━━━ THE DATA

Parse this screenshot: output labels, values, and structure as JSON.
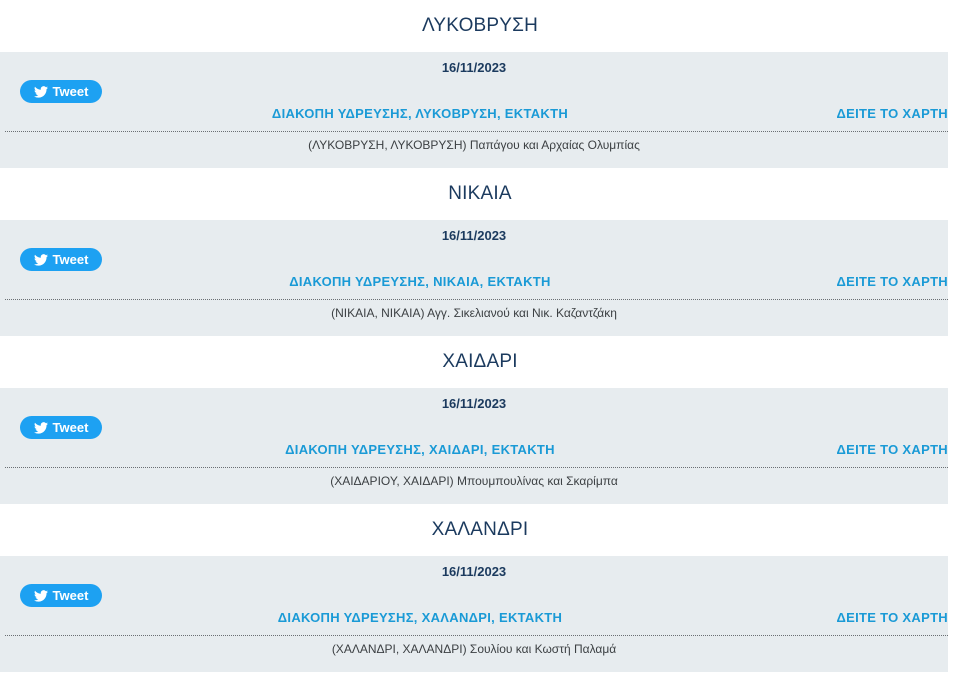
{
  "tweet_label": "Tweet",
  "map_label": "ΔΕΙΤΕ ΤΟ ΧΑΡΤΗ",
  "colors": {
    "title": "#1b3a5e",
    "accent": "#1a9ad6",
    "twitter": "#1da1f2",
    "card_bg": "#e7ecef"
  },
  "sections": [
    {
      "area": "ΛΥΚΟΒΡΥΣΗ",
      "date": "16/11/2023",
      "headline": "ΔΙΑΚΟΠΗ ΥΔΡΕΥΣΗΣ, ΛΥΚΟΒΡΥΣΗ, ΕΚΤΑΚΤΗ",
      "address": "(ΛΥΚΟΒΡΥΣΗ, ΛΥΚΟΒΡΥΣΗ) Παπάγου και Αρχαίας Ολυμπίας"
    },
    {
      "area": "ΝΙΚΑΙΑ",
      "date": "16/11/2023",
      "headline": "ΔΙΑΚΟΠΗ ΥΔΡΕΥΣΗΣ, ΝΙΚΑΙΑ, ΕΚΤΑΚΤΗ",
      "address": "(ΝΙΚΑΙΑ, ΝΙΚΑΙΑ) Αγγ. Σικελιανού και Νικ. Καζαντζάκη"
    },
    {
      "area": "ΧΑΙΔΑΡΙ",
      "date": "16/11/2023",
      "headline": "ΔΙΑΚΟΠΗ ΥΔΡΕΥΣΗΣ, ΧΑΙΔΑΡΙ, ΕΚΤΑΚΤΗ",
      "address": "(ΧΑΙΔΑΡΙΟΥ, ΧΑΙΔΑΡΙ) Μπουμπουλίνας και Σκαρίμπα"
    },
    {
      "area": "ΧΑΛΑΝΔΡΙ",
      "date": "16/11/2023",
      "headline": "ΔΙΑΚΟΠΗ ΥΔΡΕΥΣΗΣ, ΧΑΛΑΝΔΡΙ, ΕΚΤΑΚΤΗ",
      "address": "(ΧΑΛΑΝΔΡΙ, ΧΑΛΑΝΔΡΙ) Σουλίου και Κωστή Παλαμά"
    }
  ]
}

━━━━━━
━━━ THE DATA

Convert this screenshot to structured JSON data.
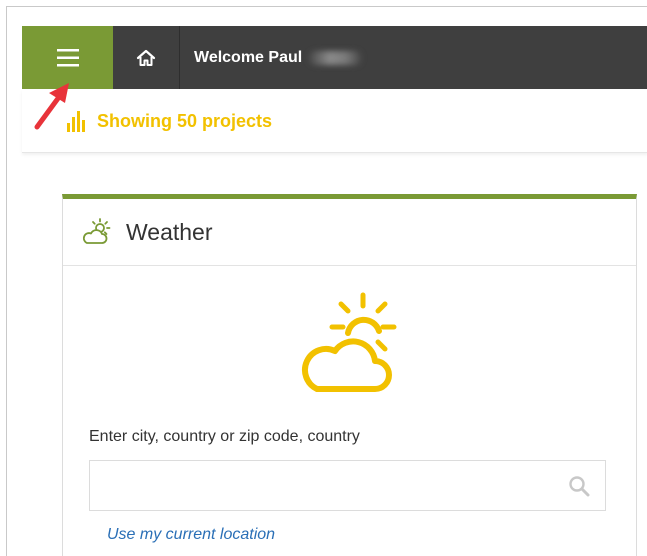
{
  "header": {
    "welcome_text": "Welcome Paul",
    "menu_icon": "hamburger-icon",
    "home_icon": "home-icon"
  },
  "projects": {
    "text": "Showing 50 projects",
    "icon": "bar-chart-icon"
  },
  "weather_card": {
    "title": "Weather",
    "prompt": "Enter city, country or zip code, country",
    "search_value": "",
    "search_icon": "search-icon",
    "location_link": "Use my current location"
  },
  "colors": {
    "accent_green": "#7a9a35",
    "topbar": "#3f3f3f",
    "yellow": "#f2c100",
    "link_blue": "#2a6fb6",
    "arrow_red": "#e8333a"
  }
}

━━━━━━
━━━ THE DATA

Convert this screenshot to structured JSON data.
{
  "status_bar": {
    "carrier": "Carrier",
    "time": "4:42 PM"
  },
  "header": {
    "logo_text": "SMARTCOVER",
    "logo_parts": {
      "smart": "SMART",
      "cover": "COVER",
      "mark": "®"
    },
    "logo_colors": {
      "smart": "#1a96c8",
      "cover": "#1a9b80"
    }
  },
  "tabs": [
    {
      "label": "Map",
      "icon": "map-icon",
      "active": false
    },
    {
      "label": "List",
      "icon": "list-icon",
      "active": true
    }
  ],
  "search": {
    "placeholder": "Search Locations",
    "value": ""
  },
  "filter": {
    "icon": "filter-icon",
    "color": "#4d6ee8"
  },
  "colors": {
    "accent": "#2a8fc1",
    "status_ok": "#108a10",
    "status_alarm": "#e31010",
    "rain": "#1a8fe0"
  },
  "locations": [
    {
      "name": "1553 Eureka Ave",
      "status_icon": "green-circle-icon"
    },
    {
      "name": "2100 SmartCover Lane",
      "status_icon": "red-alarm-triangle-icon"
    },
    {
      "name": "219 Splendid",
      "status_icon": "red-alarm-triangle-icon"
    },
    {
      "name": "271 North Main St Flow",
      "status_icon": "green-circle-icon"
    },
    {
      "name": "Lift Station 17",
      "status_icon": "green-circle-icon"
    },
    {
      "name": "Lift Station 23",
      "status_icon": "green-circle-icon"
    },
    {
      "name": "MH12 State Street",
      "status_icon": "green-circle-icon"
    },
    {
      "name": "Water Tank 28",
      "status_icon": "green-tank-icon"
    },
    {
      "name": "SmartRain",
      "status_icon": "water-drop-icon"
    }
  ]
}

━━━━━━

■ WHAT NEEDS TO BE DONE ■
Your answer should be one number: how many lines in the material above contain the string "ΝΙΚΑΙΑ".

■ SOLUTION TO THIS TASK ■
3